==== DATA EXTRACT ====
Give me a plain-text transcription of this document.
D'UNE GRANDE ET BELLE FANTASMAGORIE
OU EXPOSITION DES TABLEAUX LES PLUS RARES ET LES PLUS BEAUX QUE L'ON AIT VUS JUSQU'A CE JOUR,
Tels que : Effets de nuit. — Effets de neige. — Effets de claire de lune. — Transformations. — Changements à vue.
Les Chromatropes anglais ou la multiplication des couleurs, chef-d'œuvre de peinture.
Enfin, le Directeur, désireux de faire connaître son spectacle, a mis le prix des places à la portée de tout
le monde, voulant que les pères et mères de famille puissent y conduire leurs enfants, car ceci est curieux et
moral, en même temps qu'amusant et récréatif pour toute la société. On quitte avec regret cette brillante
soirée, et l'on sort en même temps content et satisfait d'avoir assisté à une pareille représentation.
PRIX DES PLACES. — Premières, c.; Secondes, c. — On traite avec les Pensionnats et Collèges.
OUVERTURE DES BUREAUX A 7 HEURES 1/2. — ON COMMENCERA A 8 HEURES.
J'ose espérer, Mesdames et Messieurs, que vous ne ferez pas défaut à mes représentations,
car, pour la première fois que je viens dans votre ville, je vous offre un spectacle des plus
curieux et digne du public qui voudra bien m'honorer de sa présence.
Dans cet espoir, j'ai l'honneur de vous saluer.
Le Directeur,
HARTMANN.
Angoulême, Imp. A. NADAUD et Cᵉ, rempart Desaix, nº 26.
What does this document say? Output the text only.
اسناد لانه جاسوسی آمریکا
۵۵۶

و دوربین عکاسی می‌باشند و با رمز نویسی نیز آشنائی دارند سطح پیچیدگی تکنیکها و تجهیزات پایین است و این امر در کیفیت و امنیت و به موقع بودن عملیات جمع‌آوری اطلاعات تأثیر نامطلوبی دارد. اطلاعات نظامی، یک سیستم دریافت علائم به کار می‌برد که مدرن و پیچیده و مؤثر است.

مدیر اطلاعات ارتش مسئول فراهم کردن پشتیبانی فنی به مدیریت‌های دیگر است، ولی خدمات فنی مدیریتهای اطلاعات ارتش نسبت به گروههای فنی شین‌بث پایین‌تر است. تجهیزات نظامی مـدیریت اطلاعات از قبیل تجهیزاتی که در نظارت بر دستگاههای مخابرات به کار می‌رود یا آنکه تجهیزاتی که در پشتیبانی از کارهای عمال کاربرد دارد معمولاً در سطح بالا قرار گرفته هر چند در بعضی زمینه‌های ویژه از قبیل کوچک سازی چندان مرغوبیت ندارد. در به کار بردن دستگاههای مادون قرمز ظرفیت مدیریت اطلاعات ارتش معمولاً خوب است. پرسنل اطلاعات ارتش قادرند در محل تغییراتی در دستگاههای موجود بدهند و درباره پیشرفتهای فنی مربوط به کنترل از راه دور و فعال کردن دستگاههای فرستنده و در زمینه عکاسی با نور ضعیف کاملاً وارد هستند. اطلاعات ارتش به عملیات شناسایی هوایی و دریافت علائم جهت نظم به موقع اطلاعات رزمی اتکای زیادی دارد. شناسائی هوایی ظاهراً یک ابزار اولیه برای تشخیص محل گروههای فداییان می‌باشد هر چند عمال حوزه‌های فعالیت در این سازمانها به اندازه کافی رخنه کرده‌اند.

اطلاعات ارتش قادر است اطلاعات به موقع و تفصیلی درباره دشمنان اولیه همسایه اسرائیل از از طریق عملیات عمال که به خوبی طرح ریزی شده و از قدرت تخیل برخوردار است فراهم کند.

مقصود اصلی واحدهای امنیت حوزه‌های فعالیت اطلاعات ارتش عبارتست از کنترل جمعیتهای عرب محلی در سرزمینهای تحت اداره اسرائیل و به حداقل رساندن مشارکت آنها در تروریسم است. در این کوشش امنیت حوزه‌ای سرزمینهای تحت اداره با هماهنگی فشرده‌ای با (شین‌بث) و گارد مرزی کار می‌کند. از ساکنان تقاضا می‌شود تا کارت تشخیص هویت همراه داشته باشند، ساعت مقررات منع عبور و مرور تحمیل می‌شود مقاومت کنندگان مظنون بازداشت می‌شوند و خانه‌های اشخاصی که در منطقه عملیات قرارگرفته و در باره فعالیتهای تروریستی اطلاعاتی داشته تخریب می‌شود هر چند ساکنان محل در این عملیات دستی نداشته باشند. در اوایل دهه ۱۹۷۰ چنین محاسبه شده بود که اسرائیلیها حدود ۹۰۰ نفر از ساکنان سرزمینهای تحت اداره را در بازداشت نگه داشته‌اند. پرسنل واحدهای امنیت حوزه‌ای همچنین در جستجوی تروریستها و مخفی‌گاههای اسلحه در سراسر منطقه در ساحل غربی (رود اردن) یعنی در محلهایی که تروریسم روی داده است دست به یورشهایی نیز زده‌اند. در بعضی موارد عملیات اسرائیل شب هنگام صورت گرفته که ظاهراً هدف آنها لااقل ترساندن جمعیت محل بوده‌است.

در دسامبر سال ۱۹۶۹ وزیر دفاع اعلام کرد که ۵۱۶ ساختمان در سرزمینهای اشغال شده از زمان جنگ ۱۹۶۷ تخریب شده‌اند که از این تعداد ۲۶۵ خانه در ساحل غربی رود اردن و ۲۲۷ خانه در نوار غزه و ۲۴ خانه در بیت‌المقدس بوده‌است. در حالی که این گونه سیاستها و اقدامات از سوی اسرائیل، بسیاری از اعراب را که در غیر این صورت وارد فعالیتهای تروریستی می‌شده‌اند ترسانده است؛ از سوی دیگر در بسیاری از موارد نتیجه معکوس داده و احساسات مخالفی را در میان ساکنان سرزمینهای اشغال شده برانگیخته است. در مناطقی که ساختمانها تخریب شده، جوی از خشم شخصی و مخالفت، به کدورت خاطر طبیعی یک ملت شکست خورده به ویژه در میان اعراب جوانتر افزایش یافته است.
====
PROMPT: Copy out every line of the listing that includes the string "pour".

WRITTEN RESPONSE:
moral, en même temps qu'amusant et récréatif pour toute la société. On quitte avec regret cette brillante
car, pour la première fois que je viens dans votre ville, je vous offre un spectacle des plus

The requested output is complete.